--- DATA SUPPLIED ---

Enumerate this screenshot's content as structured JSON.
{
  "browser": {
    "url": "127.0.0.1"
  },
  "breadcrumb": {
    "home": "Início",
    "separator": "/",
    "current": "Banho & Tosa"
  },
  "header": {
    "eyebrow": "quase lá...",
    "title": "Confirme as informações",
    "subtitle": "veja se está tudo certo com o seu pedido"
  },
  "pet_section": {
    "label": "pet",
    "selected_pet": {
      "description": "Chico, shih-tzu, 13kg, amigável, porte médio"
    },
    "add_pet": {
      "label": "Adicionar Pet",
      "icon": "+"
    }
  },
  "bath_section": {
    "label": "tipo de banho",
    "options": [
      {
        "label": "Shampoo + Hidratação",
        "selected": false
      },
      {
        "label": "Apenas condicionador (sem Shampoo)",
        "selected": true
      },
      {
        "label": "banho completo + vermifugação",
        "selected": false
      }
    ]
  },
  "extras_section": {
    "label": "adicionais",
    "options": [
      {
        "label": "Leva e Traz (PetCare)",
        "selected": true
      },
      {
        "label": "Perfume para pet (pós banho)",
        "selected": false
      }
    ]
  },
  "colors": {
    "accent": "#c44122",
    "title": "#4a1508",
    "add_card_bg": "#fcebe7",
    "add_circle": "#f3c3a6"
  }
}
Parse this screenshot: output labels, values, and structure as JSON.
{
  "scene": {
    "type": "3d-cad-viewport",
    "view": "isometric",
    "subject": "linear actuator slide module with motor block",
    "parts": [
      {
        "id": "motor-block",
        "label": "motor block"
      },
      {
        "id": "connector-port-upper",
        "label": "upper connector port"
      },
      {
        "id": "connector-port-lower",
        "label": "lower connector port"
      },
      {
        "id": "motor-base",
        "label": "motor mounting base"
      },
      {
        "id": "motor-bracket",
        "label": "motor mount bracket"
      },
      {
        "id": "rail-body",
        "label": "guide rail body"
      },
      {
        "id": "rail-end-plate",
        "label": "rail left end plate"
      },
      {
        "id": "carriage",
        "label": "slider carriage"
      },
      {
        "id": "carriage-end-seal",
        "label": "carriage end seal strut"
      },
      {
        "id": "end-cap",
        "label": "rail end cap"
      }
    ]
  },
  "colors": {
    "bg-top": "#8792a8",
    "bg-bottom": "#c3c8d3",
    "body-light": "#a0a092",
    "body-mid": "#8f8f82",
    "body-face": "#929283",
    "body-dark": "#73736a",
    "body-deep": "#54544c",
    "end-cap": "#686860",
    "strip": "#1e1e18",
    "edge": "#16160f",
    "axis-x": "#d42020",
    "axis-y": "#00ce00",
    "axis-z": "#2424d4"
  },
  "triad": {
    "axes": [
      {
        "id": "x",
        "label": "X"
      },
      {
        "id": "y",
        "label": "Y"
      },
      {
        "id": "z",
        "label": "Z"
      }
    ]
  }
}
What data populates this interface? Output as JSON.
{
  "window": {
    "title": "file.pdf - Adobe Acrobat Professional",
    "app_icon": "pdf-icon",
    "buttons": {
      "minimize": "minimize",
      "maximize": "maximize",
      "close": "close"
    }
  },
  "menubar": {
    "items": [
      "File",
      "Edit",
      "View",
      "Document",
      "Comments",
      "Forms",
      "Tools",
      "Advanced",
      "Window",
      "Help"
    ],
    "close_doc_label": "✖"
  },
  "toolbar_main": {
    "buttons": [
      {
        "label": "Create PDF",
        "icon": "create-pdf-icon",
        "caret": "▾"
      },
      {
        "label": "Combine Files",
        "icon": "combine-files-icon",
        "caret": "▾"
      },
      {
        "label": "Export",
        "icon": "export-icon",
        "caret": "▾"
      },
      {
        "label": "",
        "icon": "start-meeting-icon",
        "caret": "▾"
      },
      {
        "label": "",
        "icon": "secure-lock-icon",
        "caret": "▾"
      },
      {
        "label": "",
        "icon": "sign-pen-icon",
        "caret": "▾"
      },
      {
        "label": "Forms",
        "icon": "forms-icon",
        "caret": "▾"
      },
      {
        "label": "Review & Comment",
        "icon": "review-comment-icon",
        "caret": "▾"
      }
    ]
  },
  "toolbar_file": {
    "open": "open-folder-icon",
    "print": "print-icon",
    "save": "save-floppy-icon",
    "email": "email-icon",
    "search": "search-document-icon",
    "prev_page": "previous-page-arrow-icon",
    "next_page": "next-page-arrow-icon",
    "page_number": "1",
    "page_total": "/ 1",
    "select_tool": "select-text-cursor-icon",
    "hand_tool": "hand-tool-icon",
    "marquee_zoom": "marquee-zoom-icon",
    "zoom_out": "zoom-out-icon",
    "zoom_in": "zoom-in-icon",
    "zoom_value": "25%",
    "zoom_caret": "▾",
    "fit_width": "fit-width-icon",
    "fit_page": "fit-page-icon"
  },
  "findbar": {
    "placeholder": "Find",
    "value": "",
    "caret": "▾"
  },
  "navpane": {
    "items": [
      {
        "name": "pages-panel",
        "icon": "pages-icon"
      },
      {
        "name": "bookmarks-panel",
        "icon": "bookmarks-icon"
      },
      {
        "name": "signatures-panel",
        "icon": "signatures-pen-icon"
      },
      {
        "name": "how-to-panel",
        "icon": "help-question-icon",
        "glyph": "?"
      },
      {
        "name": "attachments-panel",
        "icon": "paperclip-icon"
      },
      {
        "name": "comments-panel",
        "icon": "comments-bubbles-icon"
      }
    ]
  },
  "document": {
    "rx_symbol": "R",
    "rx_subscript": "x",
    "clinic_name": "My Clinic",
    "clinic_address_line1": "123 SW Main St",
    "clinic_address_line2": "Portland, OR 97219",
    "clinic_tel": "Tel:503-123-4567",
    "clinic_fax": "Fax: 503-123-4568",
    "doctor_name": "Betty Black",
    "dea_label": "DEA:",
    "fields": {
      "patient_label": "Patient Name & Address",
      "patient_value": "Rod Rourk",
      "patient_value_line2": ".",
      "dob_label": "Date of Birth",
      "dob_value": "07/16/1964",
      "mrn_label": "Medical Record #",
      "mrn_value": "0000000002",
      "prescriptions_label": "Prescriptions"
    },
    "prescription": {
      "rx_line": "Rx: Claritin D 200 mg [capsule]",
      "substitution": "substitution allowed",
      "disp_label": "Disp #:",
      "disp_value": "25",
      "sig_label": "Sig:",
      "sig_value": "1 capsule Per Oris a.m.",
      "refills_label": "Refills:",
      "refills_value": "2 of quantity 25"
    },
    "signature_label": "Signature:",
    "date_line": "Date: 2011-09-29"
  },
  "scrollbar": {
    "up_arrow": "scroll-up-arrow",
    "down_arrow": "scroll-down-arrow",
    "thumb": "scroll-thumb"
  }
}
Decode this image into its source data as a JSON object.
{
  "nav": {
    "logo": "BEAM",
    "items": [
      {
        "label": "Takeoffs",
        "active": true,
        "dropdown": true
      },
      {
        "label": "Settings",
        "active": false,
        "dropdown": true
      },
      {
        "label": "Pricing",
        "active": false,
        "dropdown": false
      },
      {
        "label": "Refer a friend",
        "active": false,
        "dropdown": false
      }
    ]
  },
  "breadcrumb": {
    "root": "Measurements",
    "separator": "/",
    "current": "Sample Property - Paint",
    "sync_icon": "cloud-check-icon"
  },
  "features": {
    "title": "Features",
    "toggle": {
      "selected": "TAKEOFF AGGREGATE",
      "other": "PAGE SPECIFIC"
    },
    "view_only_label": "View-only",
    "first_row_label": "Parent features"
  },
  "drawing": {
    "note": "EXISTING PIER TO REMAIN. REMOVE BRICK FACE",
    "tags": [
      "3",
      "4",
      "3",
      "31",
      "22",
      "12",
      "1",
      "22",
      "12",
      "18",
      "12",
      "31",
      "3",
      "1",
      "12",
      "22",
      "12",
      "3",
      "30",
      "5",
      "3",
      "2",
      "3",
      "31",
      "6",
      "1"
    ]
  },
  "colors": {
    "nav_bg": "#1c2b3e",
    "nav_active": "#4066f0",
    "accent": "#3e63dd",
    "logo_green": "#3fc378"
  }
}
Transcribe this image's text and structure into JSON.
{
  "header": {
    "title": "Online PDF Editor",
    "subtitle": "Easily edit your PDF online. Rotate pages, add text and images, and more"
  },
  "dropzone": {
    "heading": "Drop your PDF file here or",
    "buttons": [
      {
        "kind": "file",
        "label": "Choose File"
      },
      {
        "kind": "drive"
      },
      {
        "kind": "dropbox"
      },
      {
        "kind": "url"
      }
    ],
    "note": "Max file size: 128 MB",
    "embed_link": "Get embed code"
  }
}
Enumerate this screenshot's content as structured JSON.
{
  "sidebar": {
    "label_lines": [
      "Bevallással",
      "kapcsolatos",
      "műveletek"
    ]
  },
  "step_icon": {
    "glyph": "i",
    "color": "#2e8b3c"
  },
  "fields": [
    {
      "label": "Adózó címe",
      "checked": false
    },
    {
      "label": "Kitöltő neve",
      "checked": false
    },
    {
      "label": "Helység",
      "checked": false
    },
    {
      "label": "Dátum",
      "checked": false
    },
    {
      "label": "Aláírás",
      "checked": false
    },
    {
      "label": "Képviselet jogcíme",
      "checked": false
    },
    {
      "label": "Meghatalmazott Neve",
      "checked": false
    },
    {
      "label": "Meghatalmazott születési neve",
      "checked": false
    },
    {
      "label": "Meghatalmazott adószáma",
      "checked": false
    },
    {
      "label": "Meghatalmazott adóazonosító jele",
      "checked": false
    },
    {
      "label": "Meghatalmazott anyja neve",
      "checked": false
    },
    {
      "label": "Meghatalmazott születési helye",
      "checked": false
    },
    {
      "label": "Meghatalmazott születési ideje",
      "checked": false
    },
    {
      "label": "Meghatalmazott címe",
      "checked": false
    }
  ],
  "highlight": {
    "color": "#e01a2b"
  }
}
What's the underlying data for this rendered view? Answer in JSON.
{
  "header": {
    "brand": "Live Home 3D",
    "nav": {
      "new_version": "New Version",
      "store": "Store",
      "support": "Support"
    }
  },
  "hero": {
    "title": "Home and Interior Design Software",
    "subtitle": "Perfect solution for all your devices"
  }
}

---

Show every line from the entries above in which the word "lower" appears.

**TASK RESPONSE**:
        "id": "connector-port-lower",
        "label": "lower connector port"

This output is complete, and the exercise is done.